Recorded data

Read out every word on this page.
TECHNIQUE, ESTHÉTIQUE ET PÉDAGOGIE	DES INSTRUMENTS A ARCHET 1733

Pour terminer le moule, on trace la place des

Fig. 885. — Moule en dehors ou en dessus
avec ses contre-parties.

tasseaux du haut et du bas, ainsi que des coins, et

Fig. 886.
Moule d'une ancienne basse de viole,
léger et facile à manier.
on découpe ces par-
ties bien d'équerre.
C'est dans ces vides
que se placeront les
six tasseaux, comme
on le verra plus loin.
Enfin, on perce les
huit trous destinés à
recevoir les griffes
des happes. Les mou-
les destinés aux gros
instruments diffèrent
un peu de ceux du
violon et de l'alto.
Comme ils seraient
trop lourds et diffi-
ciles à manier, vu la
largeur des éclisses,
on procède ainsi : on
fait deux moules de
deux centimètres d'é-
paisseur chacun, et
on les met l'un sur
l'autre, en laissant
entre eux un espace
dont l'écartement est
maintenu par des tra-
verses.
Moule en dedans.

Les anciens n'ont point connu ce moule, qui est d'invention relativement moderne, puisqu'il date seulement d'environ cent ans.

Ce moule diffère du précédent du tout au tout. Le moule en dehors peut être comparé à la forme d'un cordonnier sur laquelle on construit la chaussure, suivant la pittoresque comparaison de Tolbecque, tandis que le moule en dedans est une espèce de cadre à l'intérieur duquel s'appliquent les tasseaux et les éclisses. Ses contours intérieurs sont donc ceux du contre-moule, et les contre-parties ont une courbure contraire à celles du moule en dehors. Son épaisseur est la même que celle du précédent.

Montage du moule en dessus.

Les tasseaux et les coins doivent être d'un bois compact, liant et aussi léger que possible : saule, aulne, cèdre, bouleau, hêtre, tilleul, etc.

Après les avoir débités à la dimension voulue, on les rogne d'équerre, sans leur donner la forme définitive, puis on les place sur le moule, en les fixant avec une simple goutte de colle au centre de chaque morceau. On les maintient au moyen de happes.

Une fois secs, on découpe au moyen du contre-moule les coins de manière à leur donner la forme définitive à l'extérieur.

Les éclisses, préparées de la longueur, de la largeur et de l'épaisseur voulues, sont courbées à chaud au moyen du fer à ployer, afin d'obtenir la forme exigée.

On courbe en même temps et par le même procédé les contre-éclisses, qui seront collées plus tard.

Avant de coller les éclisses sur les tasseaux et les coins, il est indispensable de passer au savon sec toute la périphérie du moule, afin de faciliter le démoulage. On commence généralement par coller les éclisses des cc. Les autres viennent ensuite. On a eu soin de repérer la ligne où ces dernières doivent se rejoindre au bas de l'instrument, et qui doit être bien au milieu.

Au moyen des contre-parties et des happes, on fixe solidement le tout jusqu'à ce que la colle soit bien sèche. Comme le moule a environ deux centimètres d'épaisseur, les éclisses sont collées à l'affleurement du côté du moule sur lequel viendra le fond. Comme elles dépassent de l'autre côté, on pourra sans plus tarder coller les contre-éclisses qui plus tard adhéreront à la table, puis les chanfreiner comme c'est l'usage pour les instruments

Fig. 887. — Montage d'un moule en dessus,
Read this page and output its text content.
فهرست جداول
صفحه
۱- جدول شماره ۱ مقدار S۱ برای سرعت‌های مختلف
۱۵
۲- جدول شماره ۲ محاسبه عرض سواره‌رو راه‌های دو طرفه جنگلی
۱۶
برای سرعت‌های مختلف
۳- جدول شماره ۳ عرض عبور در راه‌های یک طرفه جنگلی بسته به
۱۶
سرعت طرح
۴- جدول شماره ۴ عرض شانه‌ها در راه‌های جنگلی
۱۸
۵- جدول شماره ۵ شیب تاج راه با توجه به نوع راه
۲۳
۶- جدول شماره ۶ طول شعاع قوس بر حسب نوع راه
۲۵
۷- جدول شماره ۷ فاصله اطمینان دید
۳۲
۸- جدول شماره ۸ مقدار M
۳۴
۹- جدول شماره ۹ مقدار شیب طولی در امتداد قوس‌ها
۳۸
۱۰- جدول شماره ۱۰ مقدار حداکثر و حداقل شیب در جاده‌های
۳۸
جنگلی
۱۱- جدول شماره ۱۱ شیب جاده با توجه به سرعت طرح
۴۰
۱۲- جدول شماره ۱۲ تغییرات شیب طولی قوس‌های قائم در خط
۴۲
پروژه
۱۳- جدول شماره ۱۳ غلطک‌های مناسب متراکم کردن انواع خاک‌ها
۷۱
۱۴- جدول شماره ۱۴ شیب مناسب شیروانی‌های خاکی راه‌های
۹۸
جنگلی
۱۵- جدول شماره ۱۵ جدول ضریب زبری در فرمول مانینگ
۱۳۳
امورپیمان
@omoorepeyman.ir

- Given request: Which lines contain "découpe"? Copy each of them out.

- Result of this task:
on découpe ces par-
Une fois secs, on découpe au moyen du contre-moule les coins de manière à leur donner la forme définitive à l'extérieur.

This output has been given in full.